(Dataset items)
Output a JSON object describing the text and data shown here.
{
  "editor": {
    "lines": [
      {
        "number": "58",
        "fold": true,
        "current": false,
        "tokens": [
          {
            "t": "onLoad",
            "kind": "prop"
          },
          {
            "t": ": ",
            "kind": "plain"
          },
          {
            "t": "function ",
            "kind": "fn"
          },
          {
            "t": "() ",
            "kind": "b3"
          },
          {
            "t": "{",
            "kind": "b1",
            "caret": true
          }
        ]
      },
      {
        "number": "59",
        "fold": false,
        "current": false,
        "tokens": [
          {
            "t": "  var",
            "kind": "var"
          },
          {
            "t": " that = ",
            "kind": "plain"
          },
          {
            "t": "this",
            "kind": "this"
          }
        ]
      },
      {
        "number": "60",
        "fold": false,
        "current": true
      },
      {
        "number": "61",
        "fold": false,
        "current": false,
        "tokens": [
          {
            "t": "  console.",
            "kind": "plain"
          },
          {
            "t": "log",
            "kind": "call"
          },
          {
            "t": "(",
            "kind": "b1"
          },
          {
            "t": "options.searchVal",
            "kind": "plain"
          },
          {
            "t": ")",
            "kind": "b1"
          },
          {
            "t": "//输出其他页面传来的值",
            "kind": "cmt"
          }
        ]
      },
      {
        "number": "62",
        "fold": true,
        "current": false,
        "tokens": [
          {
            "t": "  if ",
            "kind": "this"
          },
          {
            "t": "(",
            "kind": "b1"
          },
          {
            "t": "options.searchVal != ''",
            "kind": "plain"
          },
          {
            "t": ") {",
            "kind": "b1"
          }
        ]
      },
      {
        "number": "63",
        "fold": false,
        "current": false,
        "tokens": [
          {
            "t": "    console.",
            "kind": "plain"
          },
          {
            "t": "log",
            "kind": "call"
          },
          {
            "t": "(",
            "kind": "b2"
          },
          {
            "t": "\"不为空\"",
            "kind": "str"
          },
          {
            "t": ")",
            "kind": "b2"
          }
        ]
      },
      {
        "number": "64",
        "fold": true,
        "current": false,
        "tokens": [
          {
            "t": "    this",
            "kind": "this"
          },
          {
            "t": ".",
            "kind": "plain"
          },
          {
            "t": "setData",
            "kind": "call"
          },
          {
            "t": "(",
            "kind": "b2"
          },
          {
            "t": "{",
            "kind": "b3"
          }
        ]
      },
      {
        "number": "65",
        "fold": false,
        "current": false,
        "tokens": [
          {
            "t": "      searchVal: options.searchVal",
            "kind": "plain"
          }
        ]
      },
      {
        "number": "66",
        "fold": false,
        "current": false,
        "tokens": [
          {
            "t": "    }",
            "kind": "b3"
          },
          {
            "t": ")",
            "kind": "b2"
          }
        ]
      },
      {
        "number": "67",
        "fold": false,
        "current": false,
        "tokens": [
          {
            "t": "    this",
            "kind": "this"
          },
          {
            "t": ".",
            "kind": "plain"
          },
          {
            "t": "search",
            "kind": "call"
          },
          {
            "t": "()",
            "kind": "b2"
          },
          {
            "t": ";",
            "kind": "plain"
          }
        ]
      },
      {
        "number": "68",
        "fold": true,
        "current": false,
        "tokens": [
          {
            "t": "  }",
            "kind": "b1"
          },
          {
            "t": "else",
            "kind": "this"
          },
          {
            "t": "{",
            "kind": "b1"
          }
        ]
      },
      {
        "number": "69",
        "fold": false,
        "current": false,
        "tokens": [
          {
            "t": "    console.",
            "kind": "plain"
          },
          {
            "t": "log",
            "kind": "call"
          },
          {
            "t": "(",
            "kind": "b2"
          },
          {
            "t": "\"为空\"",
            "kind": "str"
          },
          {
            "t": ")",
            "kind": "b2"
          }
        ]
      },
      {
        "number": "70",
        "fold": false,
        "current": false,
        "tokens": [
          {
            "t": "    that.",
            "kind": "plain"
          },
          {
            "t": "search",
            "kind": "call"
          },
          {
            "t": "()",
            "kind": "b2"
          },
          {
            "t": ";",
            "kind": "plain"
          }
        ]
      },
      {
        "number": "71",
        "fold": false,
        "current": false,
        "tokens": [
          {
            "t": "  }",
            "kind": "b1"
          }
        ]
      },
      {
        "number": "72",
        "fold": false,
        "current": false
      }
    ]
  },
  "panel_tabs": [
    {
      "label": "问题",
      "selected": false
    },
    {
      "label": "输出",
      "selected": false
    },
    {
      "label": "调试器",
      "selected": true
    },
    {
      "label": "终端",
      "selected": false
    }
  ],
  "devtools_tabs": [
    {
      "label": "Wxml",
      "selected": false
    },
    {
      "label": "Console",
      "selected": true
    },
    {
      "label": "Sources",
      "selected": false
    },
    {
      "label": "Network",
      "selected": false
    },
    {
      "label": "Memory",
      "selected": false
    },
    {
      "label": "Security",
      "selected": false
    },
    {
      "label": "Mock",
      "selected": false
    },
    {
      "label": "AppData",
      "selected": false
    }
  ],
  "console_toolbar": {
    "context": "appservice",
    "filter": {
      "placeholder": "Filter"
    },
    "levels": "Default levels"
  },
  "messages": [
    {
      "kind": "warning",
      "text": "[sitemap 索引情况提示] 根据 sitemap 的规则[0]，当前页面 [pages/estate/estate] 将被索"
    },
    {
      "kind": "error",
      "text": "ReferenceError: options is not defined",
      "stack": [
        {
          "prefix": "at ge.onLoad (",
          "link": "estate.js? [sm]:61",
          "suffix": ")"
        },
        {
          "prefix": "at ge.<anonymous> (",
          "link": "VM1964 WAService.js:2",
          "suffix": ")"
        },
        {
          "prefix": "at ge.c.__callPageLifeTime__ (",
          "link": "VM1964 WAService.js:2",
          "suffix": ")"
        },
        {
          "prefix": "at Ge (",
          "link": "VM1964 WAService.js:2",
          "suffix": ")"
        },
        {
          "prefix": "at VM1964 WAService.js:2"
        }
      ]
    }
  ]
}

◆ Written problem ◆
Write the material out again word for word.

◆ Complete response ◆
Output a JSON object describing the text and data shown here.
{
  "editor": {
    "lines": [
      {
        "number": "58",
        "fold": true,
        "current": false,
        "tokens": [
          {
            "t": "onLoad",
            "kind": "prop"
          },
          {
            "t": ": ",
            "kind": "plain"
          },
          {
            "t": "function ",
            "kind": "fn"
          },
          {
            "t": "() ",
            "kind": "b3"
          },
          {
            "t": "{",
            "kind": "b1",
            "caret": true
          }
        ]
      },
      {
        "number": "59",
        "fold": false,
        "current": false,
        "tokens": [
          {
            "t": "  var",
            "kind": "var"
          },
          {
            "t": " that = ",
            "kind": "plain"
          },
          {
            "t": "this",
            "kind": "this"
          }
        ]
      },
      {
        "number": "60",
        "fold": false,
        "current": true
      },
      {
        "number": "61",
        "fold": false,
        "current": false,
        "tokens": [
          {
            "t": "  console.",
            "kind": "plain"
          },
          {
            "t": "log",
            "kind": "call"
          },
          {
            "t": "(",
            "kind": "b1"
          },
          {
            "t": "options.searchVal",
            "kind": "plain"
          },
          {
            "t": ")",
            "kind": "b1"
          },
          {
            "t": "//输出其他页面传来的值",
            "kind": "cmt"
          }
        ]
      },
      {
        "number": "62",
        "fold": true,
        "current": false,
        "tokens": [
          {
            "t": "  if ",
            "kind": "this"
          },
          {
            "t": "(",
            "kind": "b1"
          },
          {
            "t": "options.searchVal != ''",
            "kind": "plain"
          },
          {
            "t": ") {",
            "kind": "b1"
          }
        ]
      },
      {
        "number": "63",
        "fold": false,
        "current": false,
        "tokens": [
          {
            "t": "    console.",
            "kind": "plain"
          },
          {
            "t": "log",
            "kind": "call"
          },
          {
            "t": "(",
            "kind": "b2"
          },
          {
            "t": "\"不为空\"",
            "kind": "str"
          },
          {
            "t": ")",
            "kind": "b2"
          }
        ]
      },
      {
        "number": "64",
        "fold": true,
        "current": false,
        "tokens": [
          {
            "t": "    this",
            "kind": "this"
          },
          {
            "t": ".",
            "kind": "plain"
          },
          {
            "t": "setData",
            "kind": "call"
          },
          {
            "t": "(",
            "kind": "b2"
          },
          {
            "t": "{",
            "kind": "b3"
          }
        ]
      },
      {
        "number": "65",
        "fold": false,
        "current": false,
        "tokens": [
          {
            "t": "      searchVal: options.searchVal",
            "kind": "plain"
          }
        ]
      },
      {
        "number": "66",
        "fold": false,
        "current": false,
        "tokens": [
          {
            "t": "    }",
            "kind": "b3"
          },
          {
            "t": ")",
            "kind": "b2"
          }
        ]
      },
      {
        "number": "67",
        "fold": false,
        "current": false,
        "tokens": [
          {
            "t": "    this",
            "kind": "this"
          },
          {
            "t": ".",
            "kind": "plain"
          },
          {
            "t": "search",
            "kind": "call"
          },
          {
            "t": "()",
            "kind": "b2"
          },
          {
            "t": ";",
            "kind": "plain"
          }
        ]
      },
      {
        "number": "68",
        "fold": true,
        "current": false,
        "tokens": [
          {
            "t": "  }",
            "kind": "b1"
          },
          {
            "t": "else",
            "kind": "this"
          },
          {
            "t": "{",
            "kind": "b1"
          }
        ]
      },
      {
        "number": "69",
        "fold": false,
        "current": false,
        "tokens": [
          {
            "t": "    console.",
            "kind": "plain"
          },
          {
            "t": "log",
            "kind": "call"
          },
          {
            "t": "(",
            "kind": "b2"
          },
          {
            "t": "\"为空\"",
            "kind": "str"
          },
          {
            "t": ")",
            "kind": "b2"
          }
        ]
      },
      {
        "number": "70",
        "fold": false,
        "current": false,
        "tokens": [
          {
            "t": "    that.",
            "kind": "plain"
          },
          {
            "t": "search",
            "kind": "call"
          },
          {
            "t": "()",
            "kind": "b2"
          },
          {
            "t": ";",
            "kind": "plain"
          }
        ]
      },
      {
        "number": "71",
        "fold": false,
        "current": false,
        "tokens": [
          {
            "t": "  }",
            "kind": "b1"
          }
        ]
      },
      {
        "number": "72",
        "fold": false,
        "current": false
      }
    ]
  },
  "panel_tabs": [
    {
      "label": "问题",
      "selected": false
    },
    {
      "label": "输出",
      "selected": false
    },
    {
      "label": "调试器",
      "selected": true
    },
    {
      "label": "终端",
      "selected": false
    }
  ],
  "devtools_tabs": [
    {
      "label": "Wxml",
      "selected": false
    },
    {
      "label": "Console",
      "selected": true
    },
    {
      "label": "Sources",
      "selected": false
    },
    {
      "label": "Network",
      "selected": false
    },
    {
      "label": "Memory",
      "selected": false
    },
    {
      "label": "Security",
      "selected": false
    },
    {
      "label": "Mock",
      "selected": false
    },
    {
      "label": "AppData",
      "selected": false
    }
  ],
  "console_toolbar": {
    "context": "appservice",
    "filter": {
      "placeholder": "Filter"
    },
    "levels": "Default levels"
  },
  "messages": [
    {
      "kind": "warning",
      "text": "[sitemap 索引情况提示] 根据 sitemap 的规则[0]，当前页面 [pages/estate/estate] 将被索"
    },
    {
      "kind": "error",
      "text": "ReferenceError: options is not defined",
      "stack": [
        {
          "prefix": "at ge.onLoad (",
          "link": "estate.js? [sm]:61",
          "suffix": ")"
        },
        {
          "prefix": "at ge.<anonymous> (",
          "link": "VM1964 WAService.js:2",
          "suffix": ")"
        },
        {
          "prefix": "at ge.c.__callPageLifeTime__ (",
          "link": "VM1964 WAService.js:2",
          "suffix": ")"
        },
        {
          "prefix": "at Ge (",
          "link": "VM1964 WAService.js:2",
          "suffix": ")"
        },
        {
          "prefix": "at VM1964 WAService.js:2"
        }
      ]
    }
  ]
}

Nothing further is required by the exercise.